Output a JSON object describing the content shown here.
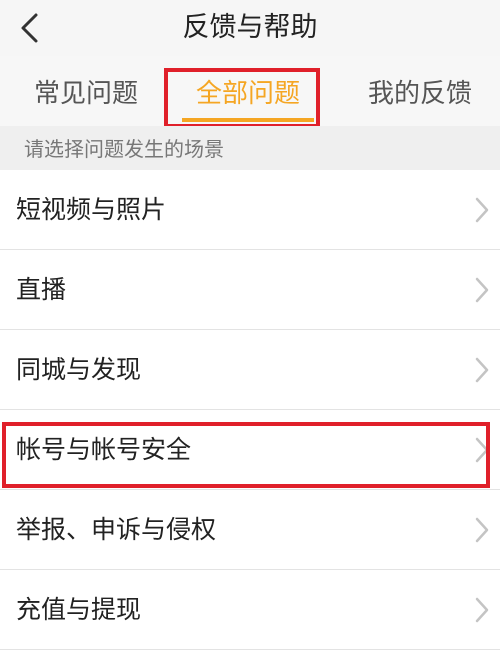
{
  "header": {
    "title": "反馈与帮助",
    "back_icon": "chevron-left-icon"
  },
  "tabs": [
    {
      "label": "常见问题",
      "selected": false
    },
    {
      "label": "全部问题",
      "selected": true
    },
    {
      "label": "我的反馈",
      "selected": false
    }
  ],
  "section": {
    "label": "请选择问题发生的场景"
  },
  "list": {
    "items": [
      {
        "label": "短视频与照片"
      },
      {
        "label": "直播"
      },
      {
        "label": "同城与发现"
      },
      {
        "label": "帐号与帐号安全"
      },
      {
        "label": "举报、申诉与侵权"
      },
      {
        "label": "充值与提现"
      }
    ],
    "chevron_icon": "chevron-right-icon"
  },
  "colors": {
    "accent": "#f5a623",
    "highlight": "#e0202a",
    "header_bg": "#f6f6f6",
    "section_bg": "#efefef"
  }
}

----------------------------------------

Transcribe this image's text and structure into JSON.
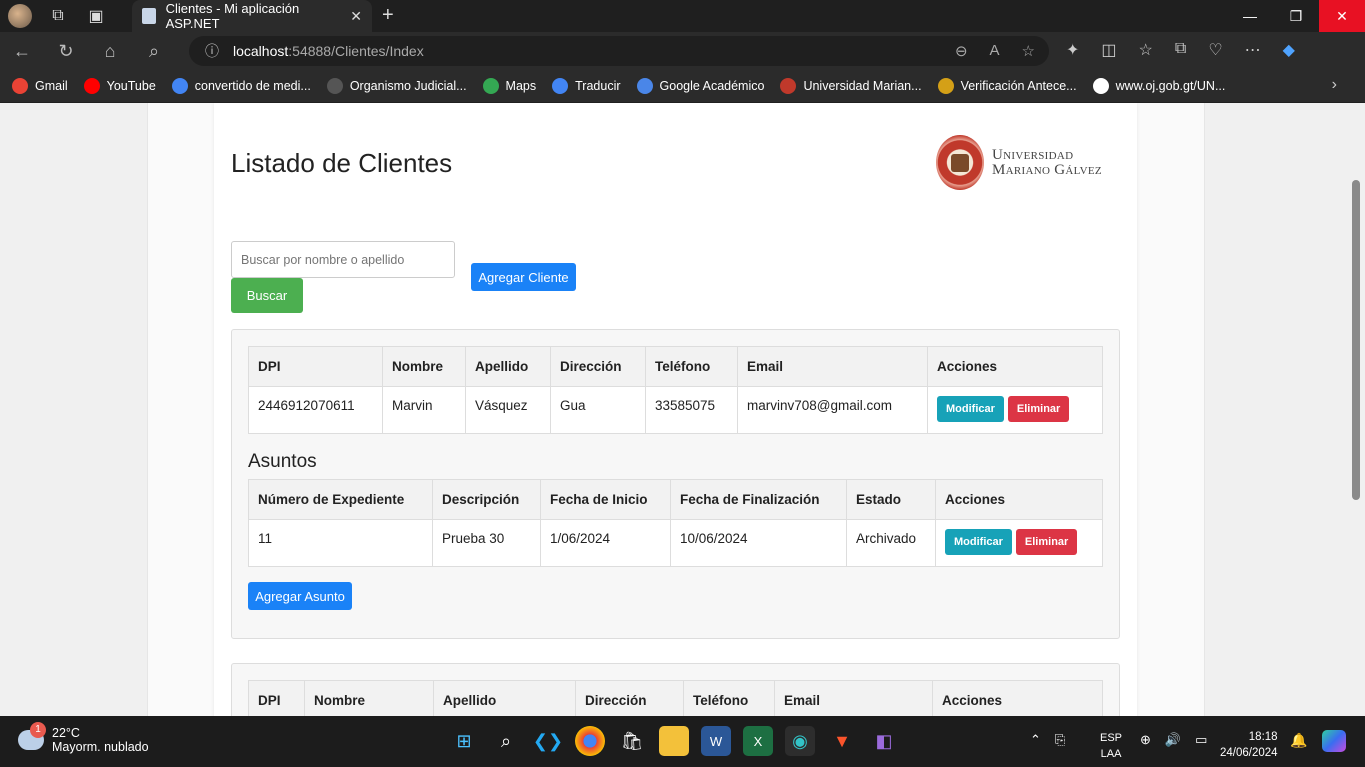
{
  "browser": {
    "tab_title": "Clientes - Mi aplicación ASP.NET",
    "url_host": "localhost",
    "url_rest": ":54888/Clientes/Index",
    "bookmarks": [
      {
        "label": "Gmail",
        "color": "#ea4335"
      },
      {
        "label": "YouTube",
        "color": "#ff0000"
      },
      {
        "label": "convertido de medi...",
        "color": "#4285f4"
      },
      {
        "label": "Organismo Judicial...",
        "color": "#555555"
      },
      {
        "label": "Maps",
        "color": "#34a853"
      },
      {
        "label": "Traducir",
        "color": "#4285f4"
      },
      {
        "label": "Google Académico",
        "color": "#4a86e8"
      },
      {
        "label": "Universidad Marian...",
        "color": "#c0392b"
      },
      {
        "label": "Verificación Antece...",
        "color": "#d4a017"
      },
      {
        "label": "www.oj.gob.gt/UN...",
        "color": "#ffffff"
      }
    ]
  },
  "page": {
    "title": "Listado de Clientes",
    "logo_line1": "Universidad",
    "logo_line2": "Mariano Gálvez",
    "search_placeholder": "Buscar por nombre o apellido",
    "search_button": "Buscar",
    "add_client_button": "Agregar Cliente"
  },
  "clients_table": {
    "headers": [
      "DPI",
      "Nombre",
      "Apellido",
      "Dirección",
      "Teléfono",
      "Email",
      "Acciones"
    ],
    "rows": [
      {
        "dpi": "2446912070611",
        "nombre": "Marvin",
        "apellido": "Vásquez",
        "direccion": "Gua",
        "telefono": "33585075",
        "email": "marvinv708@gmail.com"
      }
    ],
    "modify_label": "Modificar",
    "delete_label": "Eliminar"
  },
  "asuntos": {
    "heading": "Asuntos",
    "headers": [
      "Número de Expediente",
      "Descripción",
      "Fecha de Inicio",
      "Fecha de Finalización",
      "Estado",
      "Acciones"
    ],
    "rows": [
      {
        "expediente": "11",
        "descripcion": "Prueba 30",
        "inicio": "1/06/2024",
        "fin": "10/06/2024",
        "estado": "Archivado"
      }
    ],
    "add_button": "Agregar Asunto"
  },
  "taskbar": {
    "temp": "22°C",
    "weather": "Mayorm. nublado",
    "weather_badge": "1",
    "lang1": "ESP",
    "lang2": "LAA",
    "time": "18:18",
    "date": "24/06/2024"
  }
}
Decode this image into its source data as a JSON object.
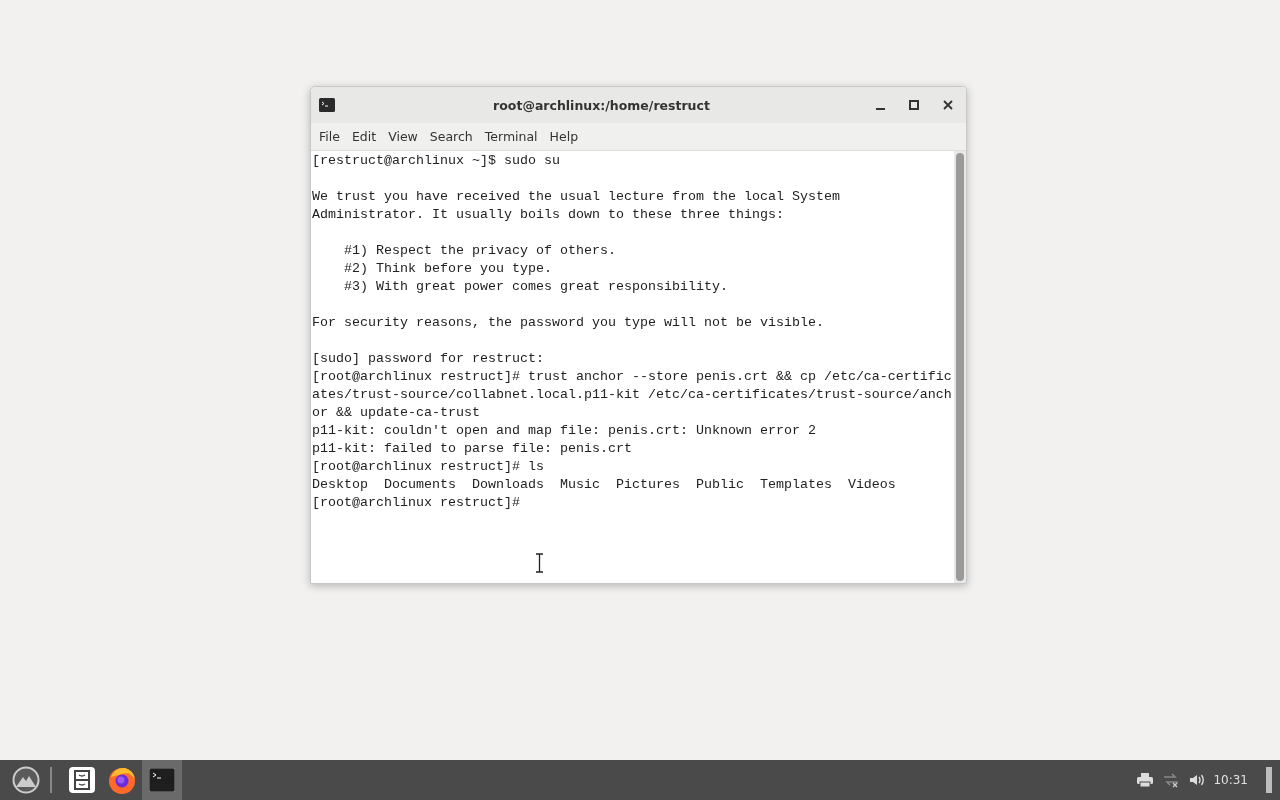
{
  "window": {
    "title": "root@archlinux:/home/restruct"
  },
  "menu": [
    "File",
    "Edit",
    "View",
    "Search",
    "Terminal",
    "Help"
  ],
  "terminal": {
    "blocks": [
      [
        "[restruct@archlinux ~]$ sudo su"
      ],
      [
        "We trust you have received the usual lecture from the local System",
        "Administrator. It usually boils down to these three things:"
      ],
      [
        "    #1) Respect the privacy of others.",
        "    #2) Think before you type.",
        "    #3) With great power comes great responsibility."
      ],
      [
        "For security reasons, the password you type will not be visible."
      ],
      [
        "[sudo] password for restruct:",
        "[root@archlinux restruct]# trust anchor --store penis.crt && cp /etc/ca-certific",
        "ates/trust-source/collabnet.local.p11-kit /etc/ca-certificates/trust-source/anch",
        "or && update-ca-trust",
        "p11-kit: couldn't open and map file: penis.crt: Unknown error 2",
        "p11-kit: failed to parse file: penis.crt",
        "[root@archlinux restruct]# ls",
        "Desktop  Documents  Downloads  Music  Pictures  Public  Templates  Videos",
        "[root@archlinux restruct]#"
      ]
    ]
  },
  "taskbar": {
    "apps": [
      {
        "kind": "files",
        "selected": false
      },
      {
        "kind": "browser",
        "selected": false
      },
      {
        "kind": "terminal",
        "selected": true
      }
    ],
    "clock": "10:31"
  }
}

----------------------------------------

What the task requires - Using the material above, count the lines containing the word "source". Reply with the number alone.

Complete answer - 2